**Short problem**
Output solely the number of lines containing the string "will".

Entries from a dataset
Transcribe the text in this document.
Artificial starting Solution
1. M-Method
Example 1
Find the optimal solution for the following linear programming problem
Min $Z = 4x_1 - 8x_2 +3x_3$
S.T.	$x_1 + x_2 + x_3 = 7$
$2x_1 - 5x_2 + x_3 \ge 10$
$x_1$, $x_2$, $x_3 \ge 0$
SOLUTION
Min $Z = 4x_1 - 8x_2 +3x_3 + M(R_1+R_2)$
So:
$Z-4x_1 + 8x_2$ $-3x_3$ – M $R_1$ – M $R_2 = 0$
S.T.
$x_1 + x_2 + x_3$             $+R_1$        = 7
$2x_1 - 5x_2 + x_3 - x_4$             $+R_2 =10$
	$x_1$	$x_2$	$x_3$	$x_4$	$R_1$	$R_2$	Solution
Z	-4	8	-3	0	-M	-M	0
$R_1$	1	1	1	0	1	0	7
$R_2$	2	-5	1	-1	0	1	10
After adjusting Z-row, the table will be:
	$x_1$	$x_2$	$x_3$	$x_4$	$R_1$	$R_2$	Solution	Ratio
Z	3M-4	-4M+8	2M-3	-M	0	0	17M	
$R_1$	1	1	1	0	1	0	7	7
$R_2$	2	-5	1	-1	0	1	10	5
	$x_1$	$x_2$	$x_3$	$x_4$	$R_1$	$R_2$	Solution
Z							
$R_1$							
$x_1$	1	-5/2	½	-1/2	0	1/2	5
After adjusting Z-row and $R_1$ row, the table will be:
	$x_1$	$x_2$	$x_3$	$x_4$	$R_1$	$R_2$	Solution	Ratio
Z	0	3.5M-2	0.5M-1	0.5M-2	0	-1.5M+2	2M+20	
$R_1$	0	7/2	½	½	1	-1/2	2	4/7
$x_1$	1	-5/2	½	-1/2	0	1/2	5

**Solution**
2